(Part of a data file)
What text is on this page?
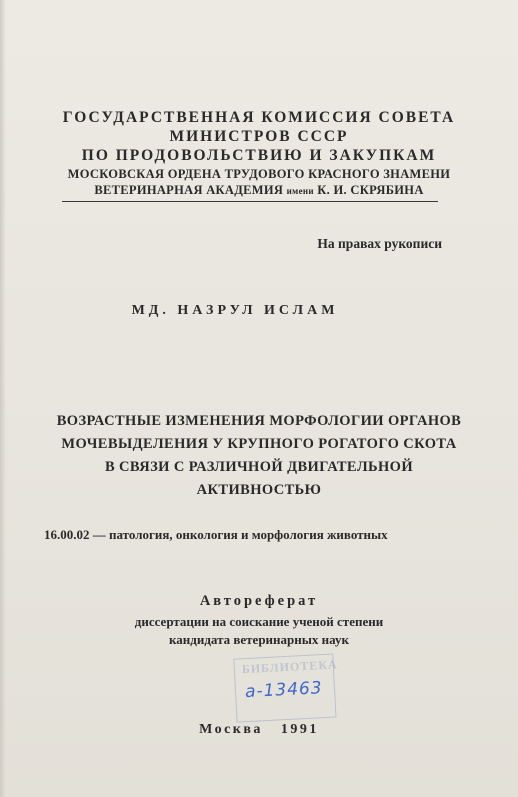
ГОСУДАРСТВЕННАЯ КОМИССИЯ СОВЕТА
МИНИСТРОВ СССР
ПО ПРОДОВОЛЬСТВИЮ И ЗАКУПКАМ
МОСКОВСКАЯ ОРДЕНА ТРУДОВОГО КРАСНОГО ЗНАМЕНИ
ВЕТЕРИНАРНАЯ АКАДЕМИЯ имени К. И. СКРЯБИНА
На правах рукописи
МД. НАЗРУЛ ИСЛАМ
ВОЗРАСТНЫЕ ИЗМЕНЕНИЯ МОРФОЛОГИИ ОРГАНОВ
МОЧЕВЫДЕЛЕНИЯ У КРУПНОГО РОГАТОГО СКОТА
В СВЯЗИ С РАЗЛИЧНОЙ ДВИГАТЕЛЬНОЙ
АКТИВНОСТЬЮ
16.00.02 — патология, онкология и морфология животных
Автореферат
диссертации на соискание ученой степени
кандидата ветеринарных наук
БИБЛИОТЕКА
а-13463
Москва   1991
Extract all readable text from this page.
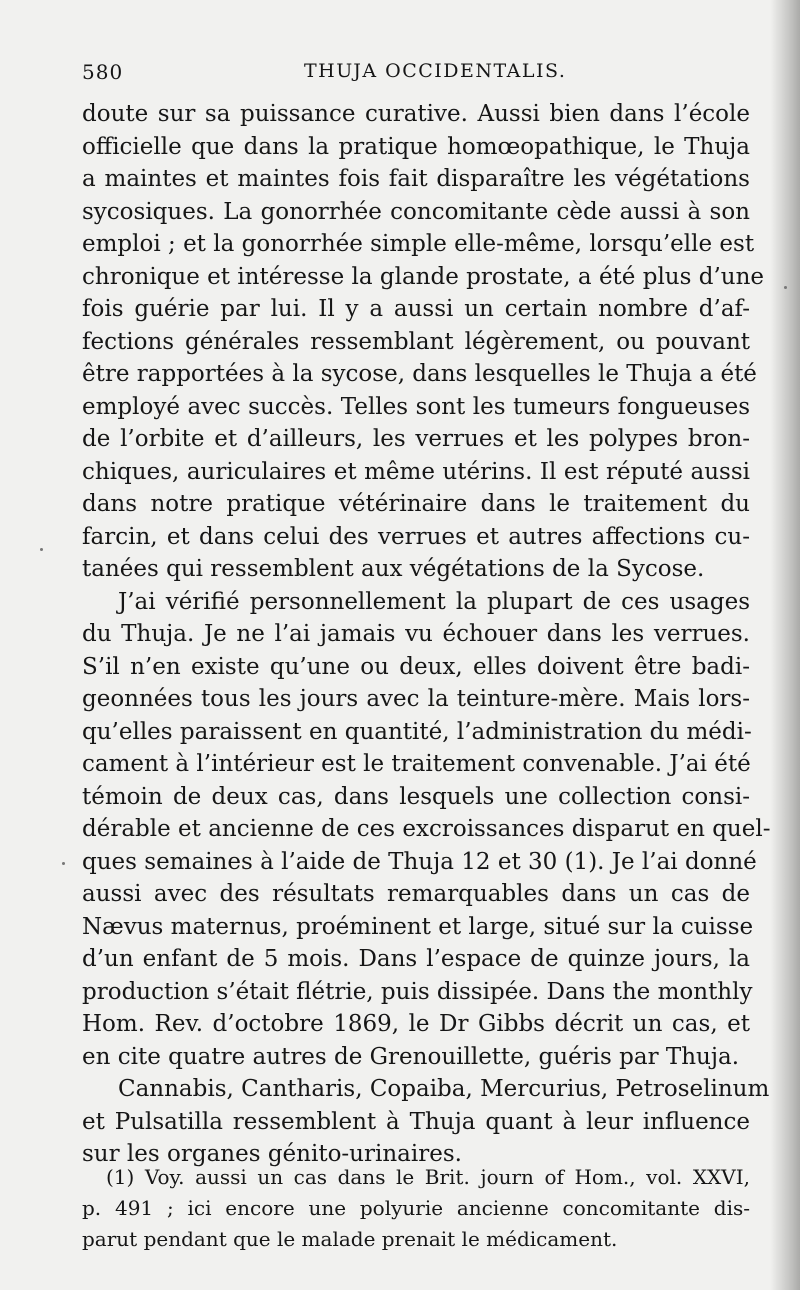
580	THUJA OCCIDENTALIS.
doute sur sa puissance curative. Aussi bien dans l’école
officielle que dans la pratique homœopathique, le Thuja
a maintes et maintes fois fait disparaître les végétations
sycosiques. La gonorrhée concomitante cède aussi à son
emploi ; et la gonorrhée simple elle-même, lorsqu’elle est
chronique et intéresse la glande prostate, a été plus d’une
fois guérie par lui. Il y a aussi un certain nombre d’af-
fections générales ressemblant légèrement, ou pouvant
être rapportées à la sycose, dans lesquelles le Thuja a été
employé avec succès. Telles sont les tumeurs fongueuses
de l’orbite et d’ailleurs, les verrues et les polypes bron-
chiques, auriculaires et même utérins. Il est réputé aussi
dans notre pratique vétérinaire dans le traitement du
farcin, et dans celui des verrues et autres affections cu-
tanées qui ressemblent aux végétations de la Sycose.
J’ai vérifié personnellement la plupart de ces usages
du Thuja. Je ne l’ai jamais vu échouer dans les verrues.
S’il n’en existe qu’une ou deux, elles doivent être badi-
geonnées tous les jours avec la teinture-mère. Mais lors-
qu’elles paraissent en quantité, l’administration du médi-
cament à l’intérieur est le traitement convenable. J’ai été
témoin de deux cas, dans lesquels une collection consi-
dérable et ancienne de ces excroissances disparut en quel-
ques semaines à l’aide de Thuja 12 et 30 (1). Je l’ai donné
aussi avec des résultats remarquables dans un cas de
Nævus maternus, proéminent et large, situé sur la cuisse
d’un enfant de 5 mois. Dans l’espace de quinze jours, la
production s’était flétrie, puis dissipée. Dans the monthly
Hom. Rev. d’octobre 1869, le Dr Gibbs décrit un cas, et
en cite quatre autres de Grenouillette, guéris par Thuja.
Cannabis, Cantharis, Copaiba, Mercurius, Petroselinum
et Pulsatilla ressemblent à Thuja quant à leur influence
sur les organes génito-urinaires.
(1) Voy. aussi un cas dans le Brit. journ of Hom., vol. XXVI,
p. 491 ; ici encore une polyurie ancienne concomitante dis-
parut pendant que le malade prenait le médicament.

→ WHAT YOU HAVE TO DO
Reproduce every entry word for word, but skip any pictures.

→ TASK RESULT
What text is on this page?
ГОСУДАРСТВЕННАЯ КОМИССИЯ СОВЕТА
МИНИСТРОВ СССР
ПО ПРОДОВОЛЬСТВИЮ И ЗАКУПКАМ
МОСКОВСКАЯ ОРДЕНА ТРУДОВОГО КРАСНОГО ЗНАМЕНИ
ВЕТЕРИНАРНАЯ АКАДЕМИЯ имени К. И. СКРЯБИНА
На правах рукописи
МД. НАЗРУЛ ИСЛАМ
ВОЗРАСТНЫЕ ИЗМЕНЕНИЯ МОРФОЛОГИИ ОРГАНОВ
МОЧЕВЫДЕЛЕНИЯ У КРУПНОГО РОГАТОГО СКОТА
В СВЯЗИ С РАЗЛИЧНОЙ ДВИГАТЕЛЬНОЙ
АКТИВНОСТЬЮ
16.00.02 — патология, онкология и морфология животных
Автореферат
диссертации на соискание ученой степени
кандидата ветеринарных наук
БИБЛИОТЕКА
а-13463
Москва   1991
Extract all readable text from this page.
580	THUJA OCCIDENTALIS.
doute sur sa puissance curative. Aussi bien dans l’école
officielle que dans la pratique homœopathique, le Thuja
a maintes et maintes fois fait disparaître les végétations
sycosiques. La gonorrhée concomitante cède aussi à son
emploi ; et la gonorrhée simple elle-même, lorsqu’elle est
chronique et intéresse la glande prostate, a été plus d’une
fois guérie par lui. Il y a aussi un certain nombre d’af-
fections générales ressemblant légèrement, ou pouvant
être rapportées à la sycose, dans lesquelles le Thuja a été
employé avec succès. Telles sont les tumeurs fongueuses
de l’orbite et d’ailleurs, les verrues et les polypes bron-
chiques, auriculaires et même utérins. Il est réputé aussi
dans notre pratique vétérinaire dans le traitement du
farcin, et dans celui des verrues et autres affections cu-
tanées qui ressemblent aux végétations de la Sycose.
J’ai vérifié personnellement la plupart de ces usages
du Thuja. Je ne l’ai jamais vu échouer dans les verrues.
S’il n’en existe qu’une ou deux, elles doivent être badi-
geonnées tous les jours avec la teinture-mère. Mais lors-
qu’elles paraissent en quantité, l’administration du médi-
cament à l’intérieur est le traitement convenable. J’ai été
témoin de deux cas, dans lesquels une collection consi-
dérable et ancienne de ces excroissances disparut en quel-
ques semaines à l’aide de Thuja 12 et 30 (1). Je l’ai donné
aussi avec des résultats remarquables dans un cas de
Nævus maternus, proéminent et large, situé sur la cuisse
d’un enfant de 5 mois. Dans l’espace de quinze jours, la
production s’était flétrie, puis dissipée. Dans the monthly
Hom. Rev. d’octobre 1869, le Dr Gibbs décrit un cas, et
en cite quatre autres de Grenouillette, guéris par Thuja.
Cannabis, Cantharis, Copaiba, Mercurius, Petroselinum
et Pulsatilla ressemblent à Thuja quant à leur influence
sur les organes génito-urinaires.
(1) Voy. aussi un cas dans le Brit. journ of Hom., vol. XXVI,
p. 491 ; ici encore une polyurie ancienne concomitante dis-
parut pendant que le malade prenait le médicament.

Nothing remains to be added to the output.